• _Prompt_:
Gather each line of the records where "ylabel" appears.

Figure record listings:
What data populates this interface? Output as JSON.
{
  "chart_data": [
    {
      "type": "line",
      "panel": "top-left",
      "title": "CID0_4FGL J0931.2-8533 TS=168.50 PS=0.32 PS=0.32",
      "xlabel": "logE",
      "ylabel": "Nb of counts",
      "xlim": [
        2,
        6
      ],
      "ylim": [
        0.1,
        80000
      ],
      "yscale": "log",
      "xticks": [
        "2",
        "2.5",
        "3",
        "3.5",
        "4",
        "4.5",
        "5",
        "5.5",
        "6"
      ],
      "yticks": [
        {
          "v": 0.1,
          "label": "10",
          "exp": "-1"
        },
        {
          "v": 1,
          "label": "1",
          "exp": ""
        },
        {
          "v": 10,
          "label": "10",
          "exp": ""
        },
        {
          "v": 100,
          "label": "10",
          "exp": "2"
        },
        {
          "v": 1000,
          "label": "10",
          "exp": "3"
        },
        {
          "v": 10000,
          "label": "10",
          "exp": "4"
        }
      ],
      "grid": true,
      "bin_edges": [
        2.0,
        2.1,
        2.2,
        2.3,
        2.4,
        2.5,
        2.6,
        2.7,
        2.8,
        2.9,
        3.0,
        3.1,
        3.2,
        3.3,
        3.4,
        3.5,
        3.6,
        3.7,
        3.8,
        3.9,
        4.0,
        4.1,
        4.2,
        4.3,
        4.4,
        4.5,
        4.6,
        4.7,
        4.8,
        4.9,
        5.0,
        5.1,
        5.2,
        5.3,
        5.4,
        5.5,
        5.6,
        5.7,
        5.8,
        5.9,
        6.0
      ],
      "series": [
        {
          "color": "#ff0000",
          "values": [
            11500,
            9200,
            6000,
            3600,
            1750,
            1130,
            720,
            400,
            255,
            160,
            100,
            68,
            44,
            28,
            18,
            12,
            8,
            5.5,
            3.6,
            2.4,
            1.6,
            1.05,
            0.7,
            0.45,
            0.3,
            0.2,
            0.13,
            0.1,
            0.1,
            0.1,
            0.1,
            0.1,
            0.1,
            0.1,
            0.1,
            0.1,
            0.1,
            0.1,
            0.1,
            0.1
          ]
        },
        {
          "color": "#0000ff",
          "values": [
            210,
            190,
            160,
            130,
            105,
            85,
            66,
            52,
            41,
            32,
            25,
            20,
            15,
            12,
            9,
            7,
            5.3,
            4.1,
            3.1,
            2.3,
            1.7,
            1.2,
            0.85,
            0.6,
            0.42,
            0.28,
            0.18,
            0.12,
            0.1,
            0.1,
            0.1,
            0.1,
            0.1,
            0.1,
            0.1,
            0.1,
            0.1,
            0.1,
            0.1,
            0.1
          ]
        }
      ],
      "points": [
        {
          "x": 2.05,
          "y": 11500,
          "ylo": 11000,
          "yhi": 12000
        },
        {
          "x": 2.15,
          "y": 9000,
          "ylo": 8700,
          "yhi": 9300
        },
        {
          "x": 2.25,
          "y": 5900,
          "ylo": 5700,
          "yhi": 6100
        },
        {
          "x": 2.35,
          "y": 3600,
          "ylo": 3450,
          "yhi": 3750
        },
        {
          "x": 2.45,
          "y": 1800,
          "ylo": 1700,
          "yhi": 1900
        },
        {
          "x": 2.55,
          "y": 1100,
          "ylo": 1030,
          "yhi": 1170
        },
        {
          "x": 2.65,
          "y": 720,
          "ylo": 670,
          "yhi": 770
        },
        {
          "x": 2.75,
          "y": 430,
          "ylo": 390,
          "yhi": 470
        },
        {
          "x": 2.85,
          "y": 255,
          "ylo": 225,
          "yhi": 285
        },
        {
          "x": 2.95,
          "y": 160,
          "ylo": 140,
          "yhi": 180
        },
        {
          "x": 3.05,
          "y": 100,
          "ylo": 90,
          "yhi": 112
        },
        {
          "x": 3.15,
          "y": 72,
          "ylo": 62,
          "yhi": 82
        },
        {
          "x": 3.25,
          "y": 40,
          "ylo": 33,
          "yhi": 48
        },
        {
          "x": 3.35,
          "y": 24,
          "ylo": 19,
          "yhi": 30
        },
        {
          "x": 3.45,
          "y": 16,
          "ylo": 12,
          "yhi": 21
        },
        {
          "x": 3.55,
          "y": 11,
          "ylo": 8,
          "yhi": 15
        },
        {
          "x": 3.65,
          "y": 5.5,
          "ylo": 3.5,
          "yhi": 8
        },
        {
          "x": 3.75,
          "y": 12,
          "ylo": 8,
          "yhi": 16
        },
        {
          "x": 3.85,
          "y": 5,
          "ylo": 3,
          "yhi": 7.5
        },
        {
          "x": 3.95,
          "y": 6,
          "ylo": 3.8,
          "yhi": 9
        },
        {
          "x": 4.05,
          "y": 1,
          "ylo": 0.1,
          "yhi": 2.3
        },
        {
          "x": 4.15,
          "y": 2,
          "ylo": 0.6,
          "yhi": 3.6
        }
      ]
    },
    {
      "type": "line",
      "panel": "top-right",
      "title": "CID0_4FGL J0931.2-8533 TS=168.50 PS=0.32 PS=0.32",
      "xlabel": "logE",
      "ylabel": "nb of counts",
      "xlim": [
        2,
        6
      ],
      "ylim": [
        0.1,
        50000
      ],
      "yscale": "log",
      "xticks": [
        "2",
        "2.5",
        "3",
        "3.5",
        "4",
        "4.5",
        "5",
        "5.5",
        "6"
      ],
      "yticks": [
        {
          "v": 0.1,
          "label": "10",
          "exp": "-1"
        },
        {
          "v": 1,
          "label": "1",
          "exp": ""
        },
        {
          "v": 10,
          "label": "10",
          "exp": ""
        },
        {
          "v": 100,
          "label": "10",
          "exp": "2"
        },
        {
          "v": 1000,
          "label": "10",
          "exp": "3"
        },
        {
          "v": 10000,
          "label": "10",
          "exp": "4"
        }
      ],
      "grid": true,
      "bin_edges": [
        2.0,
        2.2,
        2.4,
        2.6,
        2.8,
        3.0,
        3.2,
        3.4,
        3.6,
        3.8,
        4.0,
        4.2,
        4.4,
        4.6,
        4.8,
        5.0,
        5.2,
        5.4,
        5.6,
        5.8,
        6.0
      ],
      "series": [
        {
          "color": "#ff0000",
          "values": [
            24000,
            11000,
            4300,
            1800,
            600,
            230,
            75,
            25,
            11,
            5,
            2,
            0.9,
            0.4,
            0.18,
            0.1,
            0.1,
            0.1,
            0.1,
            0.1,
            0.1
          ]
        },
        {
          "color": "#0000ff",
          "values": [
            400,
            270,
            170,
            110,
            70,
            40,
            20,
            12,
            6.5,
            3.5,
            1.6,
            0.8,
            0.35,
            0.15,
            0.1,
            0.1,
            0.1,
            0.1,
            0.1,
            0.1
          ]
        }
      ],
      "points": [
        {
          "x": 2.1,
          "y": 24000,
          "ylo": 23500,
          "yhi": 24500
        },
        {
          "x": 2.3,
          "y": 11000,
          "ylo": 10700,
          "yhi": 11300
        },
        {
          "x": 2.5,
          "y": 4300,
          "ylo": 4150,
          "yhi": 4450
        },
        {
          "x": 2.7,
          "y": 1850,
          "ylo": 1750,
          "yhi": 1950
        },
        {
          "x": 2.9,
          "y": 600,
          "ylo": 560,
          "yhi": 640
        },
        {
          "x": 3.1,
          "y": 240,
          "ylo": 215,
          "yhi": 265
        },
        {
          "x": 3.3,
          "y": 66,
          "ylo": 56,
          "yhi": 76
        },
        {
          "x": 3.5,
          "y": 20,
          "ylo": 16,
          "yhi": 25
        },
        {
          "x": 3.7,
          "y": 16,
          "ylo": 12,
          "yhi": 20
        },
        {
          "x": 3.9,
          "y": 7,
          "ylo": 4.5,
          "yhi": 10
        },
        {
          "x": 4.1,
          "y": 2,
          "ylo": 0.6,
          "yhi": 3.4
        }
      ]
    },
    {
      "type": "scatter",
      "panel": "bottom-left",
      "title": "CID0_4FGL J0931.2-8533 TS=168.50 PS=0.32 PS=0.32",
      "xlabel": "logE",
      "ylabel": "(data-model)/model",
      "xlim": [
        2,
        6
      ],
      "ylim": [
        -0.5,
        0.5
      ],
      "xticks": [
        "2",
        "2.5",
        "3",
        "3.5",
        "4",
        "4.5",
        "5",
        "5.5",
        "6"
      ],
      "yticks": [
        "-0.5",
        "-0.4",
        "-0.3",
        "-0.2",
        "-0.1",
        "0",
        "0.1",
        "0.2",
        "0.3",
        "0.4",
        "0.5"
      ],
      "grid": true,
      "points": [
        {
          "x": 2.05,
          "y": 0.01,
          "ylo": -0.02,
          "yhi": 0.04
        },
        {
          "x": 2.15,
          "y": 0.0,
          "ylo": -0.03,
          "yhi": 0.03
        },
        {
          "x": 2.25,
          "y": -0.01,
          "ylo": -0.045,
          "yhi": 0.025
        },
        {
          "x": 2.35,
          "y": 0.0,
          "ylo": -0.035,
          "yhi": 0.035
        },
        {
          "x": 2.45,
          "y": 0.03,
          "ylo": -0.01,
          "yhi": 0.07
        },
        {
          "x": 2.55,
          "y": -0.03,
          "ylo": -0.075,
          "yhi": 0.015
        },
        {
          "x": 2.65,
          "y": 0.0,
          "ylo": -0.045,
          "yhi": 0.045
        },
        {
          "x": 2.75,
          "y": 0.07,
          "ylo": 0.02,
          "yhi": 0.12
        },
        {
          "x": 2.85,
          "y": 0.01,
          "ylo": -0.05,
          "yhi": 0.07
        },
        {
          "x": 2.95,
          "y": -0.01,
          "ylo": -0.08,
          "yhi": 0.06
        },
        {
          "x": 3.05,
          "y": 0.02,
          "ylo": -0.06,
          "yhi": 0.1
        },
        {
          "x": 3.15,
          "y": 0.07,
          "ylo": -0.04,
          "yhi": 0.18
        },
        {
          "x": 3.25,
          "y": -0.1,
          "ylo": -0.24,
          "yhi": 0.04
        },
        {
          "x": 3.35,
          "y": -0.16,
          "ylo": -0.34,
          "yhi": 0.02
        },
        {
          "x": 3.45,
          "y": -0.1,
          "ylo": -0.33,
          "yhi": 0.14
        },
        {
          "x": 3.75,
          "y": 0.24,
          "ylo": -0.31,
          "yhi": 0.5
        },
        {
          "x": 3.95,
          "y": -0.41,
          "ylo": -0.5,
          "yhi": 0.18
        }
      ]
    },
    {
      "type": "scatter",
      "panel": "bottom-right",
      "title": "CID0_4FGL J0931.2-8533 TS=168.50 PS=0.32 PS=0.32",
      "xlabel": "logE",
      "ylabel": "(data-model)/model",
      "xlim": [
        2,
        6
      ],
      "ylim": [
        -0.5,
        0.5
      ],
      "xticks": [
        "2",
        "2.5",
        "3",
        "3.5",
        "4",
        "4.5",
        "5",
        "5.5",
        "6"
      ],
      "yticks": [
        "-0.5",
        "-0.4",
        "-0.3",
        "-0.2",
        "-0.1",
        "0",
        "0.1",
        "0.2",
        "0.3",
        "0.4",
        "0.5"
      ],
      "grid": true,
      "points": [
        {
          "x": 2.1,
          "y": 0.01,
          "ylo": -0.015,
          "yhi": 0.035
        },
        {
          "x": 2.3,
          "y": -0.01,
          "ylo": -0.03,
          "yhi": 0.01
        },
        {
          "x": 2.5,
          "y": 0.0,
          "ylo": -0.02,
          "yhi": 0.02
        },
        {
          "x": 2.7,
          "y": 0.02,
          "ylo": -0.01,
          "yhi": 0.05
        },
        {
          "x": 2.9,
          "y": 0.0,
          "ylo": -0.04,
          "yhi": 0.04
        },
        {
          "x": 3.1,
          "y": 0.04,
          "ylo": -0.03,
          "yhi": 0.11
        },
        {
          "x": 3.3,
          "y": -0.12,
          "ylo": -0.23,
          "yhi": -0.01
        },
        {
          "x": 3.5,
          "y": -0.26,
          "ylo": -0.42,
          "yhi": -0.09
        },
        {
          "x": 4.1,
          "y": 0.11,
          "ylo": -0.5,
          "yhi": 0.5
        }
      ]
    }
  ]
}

• _The completed task_:
      "ylabel": "Nb of counts",
      "ylabel": "nb of counts",
      "ylabel": "(data-model)/model",
      "ylabel": "(data-model)/model",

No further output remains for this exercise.